====== Recorded data
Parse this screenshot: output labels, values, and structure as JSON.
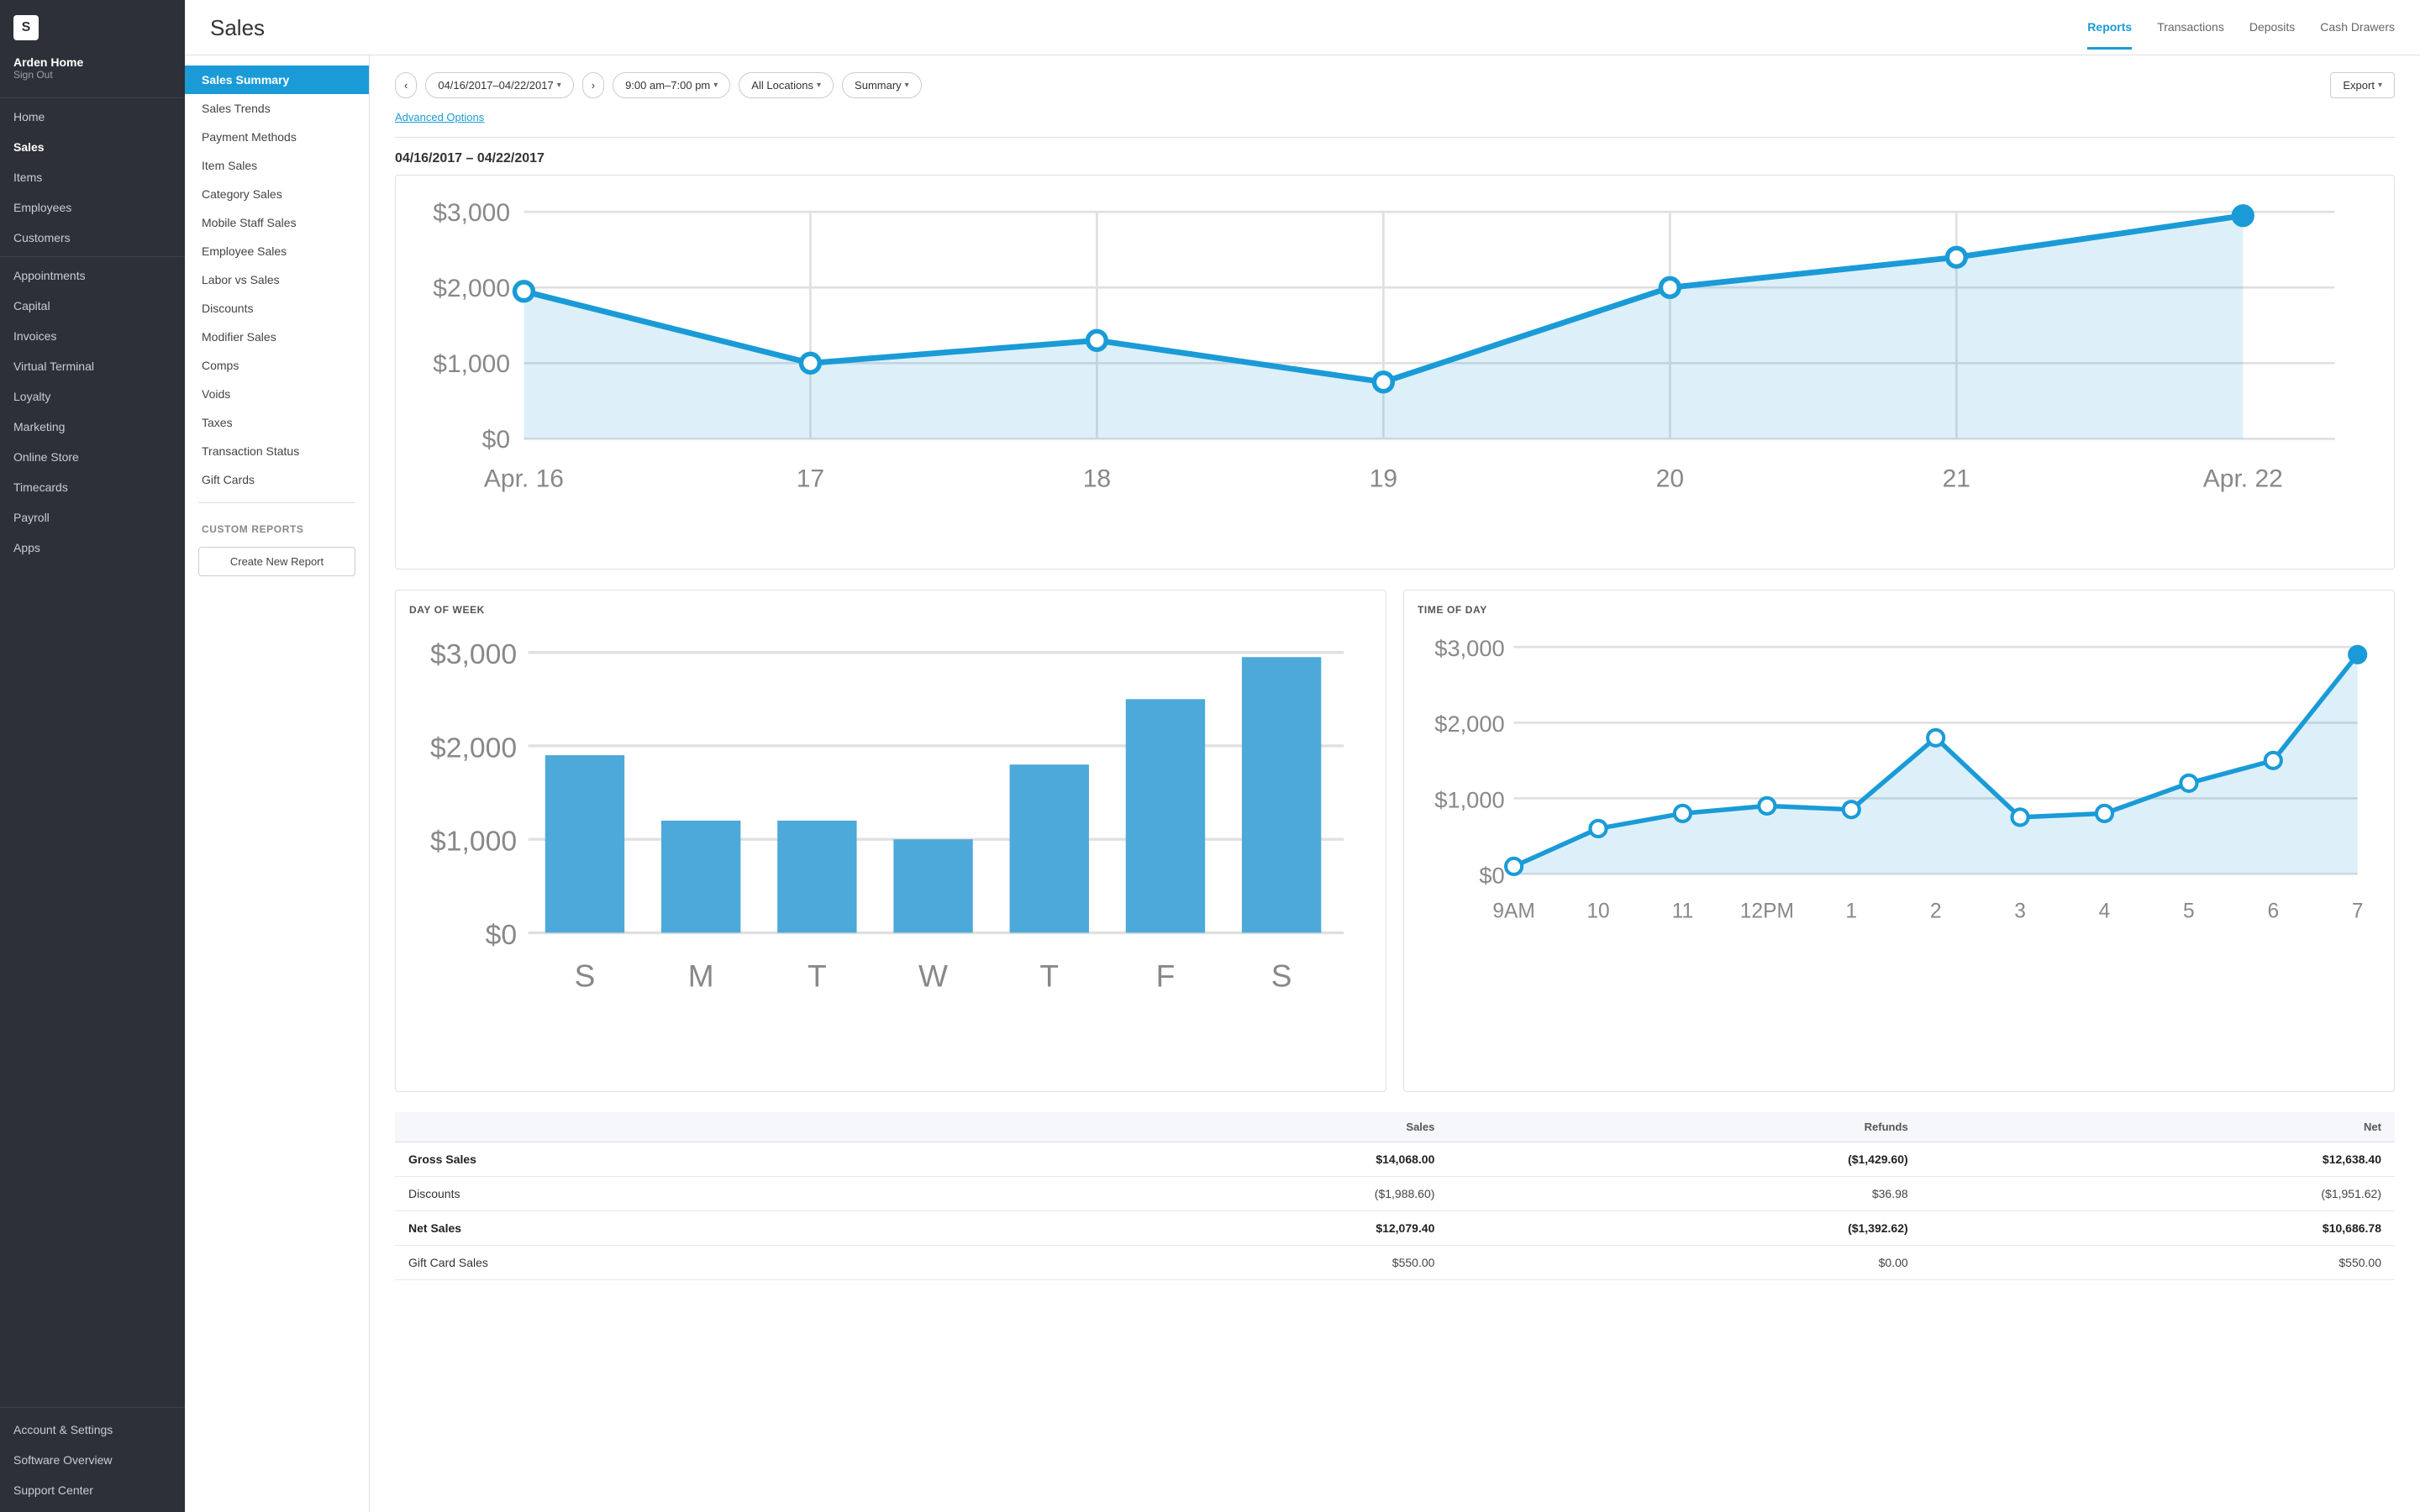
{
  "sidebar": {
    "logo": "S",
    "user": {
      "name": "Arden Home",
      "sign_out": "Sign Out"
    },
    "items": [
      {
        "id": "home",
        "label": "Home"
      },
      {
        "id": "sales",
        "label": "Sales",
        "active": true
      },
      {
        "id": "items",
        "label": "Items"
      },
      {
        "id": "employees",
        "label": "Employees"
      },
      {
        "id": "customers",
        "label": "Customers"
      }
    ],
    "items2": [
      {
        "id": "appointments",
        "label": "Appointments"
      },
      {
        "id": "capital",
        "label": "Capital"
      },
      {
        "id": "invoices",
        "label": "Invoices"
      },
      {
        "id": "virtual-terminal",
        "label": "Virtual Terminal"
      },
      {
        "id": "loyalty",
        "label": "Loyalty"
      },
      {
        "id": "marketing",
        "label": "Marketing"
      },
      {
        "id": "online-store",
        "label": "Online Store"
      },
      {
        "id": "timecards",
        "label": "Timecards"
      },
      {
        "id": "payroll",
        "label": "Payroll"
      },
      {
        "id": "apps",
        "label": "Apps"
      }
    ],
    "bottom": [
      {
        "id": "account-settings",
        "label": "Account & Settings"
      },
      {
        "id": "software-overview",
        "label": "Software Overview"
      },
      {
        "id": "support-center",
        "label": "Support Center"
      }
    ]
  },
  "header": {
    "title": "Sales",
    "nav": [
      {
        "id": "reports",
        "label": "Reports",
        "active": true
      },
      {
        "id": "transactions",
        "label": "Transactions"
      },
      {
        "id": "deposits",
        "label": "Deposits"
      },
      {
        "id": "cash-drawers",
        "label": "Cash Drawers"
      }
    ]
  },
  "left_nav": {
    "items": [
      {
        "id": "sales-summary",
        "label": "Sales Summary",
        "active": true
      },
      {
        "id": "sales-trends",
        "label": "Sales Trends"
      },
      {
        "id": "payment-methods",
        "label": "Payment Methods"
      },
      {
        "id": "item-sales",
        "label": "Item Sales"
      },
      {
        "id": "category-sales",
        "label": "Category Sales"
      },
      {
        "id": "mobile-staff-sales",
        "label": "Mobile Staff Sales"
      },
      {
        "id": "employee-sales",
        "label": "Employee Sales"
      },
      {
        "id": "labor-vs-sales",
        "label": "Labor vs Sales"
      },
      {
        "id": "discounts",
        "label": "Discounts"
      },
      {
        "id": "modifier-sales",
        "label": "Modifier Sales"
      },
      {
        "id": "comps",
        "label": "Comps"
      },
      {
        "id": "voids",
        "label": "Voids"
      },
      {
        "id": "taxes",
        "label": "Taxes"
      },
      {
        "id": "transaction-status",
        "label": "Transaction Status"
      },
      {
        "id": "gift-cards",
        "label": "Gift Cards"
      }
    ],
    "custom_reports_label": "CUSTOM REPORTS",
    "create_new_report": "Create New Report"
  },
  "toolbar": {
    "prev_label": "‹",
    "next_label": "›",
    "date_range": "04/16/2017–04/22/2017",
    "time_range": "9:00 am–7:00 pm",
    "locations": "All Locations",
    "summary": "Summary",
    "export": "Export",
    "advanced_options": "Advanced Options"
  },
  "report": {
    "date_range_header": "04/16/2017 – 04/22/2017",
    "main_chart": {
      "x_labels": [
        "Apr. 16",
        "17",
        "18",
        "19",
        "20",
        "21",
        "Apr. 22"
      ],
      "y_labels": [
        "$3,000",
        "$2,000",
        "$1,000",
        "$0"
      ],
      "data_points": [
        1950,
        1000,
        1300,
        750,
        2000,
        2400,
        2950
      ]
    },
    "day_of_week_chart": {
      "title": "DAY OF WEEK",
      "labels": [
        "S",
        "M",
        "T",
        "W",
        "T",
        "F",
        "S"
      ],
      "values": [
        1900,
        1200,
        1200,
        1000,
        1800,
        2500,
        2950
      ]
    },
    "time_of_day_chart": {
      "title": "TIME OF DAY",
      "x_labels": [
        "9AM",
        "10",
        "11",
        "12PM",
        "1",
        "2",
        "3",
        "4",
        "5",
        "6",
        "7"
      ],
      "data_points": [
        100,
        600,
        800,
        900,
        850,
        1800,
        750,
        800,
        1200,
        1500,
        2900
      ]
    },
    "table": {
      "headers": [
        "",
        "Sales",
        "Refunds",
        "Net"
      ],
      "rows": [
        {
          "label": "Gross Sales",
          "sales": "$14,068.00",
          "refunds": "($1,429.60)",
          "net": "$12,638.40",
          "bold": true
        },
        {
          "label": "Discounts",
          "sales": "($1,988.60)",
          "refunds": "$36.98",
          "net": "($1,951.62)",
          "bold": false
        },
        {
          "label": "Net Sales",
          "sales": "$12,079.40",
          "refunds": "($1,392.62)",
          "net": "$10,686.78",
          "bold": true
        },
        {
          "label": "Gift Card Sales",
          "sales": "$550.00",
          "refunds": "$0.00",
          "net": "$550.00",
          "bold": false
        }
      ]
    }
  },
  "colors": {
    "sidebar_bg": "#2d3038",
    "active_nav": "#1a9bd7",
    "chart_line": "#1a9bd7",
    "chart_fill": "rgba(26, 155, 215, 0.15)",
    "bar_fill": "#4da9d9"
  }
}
============
Problem —
Pictures are to be left out; repeat all the remaining data exactly.

Solution —
Parse this screenshot: output labels, values, and structure as JSON.
{
  "sidebar": {
    "logo": "S",
    "user": {
      "name": "Arden Home",
      "sign_out": "Sign Out"
    },
    "items": [
      {
        "id": "home",
        "label": "Home"
      },
      {
        "id": "sales",
        "label": "Sales",
        "active": true
      },
      {
        "id": "items",
        "label": "Items"
      },
      {
        "id": "employees",
        "label": "Employees"
      },
      {
        "id": "customers",
        "label": "Customers"
      }
    ],
    "items2": [
      {
        "id": "appointments",
        "label": "Appointments"
      },
      {
        "id": "capital",
        "label": "Capital"
      },
      {
        "id": "invoices",
        "label": "Invoices"
      },
      {
        "id": "virtual-terminal",
        "label": "Virtual Terminal"
      },
      {
        "id": "loyalty",
        "label": "Loyalty"
      },
      {
        "id": "marketing",
        "label": "Marketing"
      },
      {
        "id": "online-store",
        "label": "Online Store"
      },
      {
        "id": "timecards",
        "label": "Timecards"
      },
      {
        "id": "payroll",
        "label": "Payroll"
      },
      {
        "id": "apps",
        "label": "Apps"
      }
    ],
    "bottom": [
      {
        "id": "account-settings",
        "label": "Account & Settings"
      },
      {
        "id": "software-overview",
        "label": "Software Overview"
      },
      {
        "id": "support-center",
        "label": "Support Center"
      }
    ]
  },
  "header": {
    "title": "Sales",
    "nav": [
      {
        "id": "reports",
        "label": "Reports",
        "active": true
      },
      {
        "id": "transactions",
        "label": "Transactions"
      },
      {
        "id": "deposits",
        "label": "Deposits"
      },
      {
        "id": "cash-drawers",
        "label": "Cash Drawers"
      }
    ]
  },
  "left_nav": {
    "items": [
      {
        "id": "sales-summary",
        "label": "Sales Summary",
        "active": true
      },
      {
        "id": "sales-trends",
        "label": "Sales Trends"
      },
      {
        "id": "payment-methods",
        "label": "Payment Methods"
      },
      {
        "id": "item-sales",
        "label": "Item Sales"
      },
      {
        "id": "category-sales",
        "label": "Category Sales"
      },
      {
        "id": "mobile-staff-sales",
        "label": "Mobile Staff Sales"
      },
      {
        "id": "employee-sales",
        "label": "Employee Sales"
      },
      {
        "id": "labor-vs-sales",
        "label": "Labor vs Sales"
      },
      {
        "id": "discounts",
        "label": "Discounts"
      },
      {
        "id": "modifier-sales",
        "label": "Modifier Sales"
      },
      {
        "id": "comps",
        "label": "Comps"
      },
      {
        "id": "voids",
        "label": "Voids"
      },
      {
        "id": "taxes",
        "label": "Taxes"
      },
      {
        "id": "transaction-status",
        "label": "Transaction Status"
      },
      {
        "id": "gift-cards",
        "label": "Gift Cards"
      }
    ],
    "custom_reports_label": "CUSTOM REPORTS",
    "create_new_report": "Create New Report"
  },
  "toolbar": {
    "prev_label": "‹",
    "next_label": "›",
    "date_range": "04/16/2017–04/22/2017",
    "time_range": "9:00 am–7:00 pm",
    "locations": "All Locations",
    "summary": "Summary",
    "export": "Export",
    "advanced_options": "Advanced Options"
  },
  "report": {
    "date_range_header": "04/16/2017 – 04/22/2017",
    "main_chart": {
      "x_labels": [
        "Apr. 16",
        "17",
        "18",
        "19",
        "20",
        "21",
        "Apr. 22"
      ],
      "y_labels": [
        "$3,000",
        "$2,000",
        "$1,000",
        "$0"
      ],
      "data_points": [
        1950,
        1000,
        1300,
        750,
        2000,
        2400,
        2950
      ]
    },
    "day_of_week_chart": {
      "title": "DAY OF WEEK",
      "labels": [
        "S",
        "M",
        "T",
        "W",
        "T",
        "F",
        "S"
      ],
      "values": [
        1900,
        1200,
        1200,
        1000,
        1800,
        2500,
        2950
      ]
    },
    "time_of_day_chart": {
      "title": "TIME OF DAY",
      "x_labels": [
        "9AM",
        "10",
        "11",
        "12PM",
        "1",
        "2",
        "3",
        "4",
        "5",
        "6",
        "7"
      ],
      "data_points": [
        100,
        600,
        800,
        900,
        850,
        1800,
        750,
        800,
        1200,
        1500,
        2900
      ]
    },
    "table": {
      "headers": [
        "",
        "Sales",
        "Refunds",
        "Net"
      ],
      "rows": [
        {
          "label": "Gross Sales",
          "sales": "$14,068.00",
          "refunds": "($1,429.60)",
          "net": "$12,638.40",
          "bold": true
        },
        {
          "label": "Discounts",
          "sales": "($1,988.60)",
          "refunds": "$36.98",
          "net": "($1,951.62)",
          "bold": false
        },
        {
          "label": "Net Sales",
          "sales": "$12,079.40",
          "refunds": "($1,392.62)",
          "net": "$10,686.78",
          "bold": true
        },
        {
          "label": "Gift Card Sales",
          "sales": "$550.00",
          "refunds": "$0.00",
          "net": "$550.00",
          "bold": false
        }
      ]
    }
  },
  "colors": {
    "sidebar_bg": "#2d3038",
    "active_nav": "#1a9bd7",
    "chart_line": "#1a9bd7",
    "chart_fill": "rgba(26, 155, 215, 0.15)",
    "bar_fill": "#4da9d9"
  }
}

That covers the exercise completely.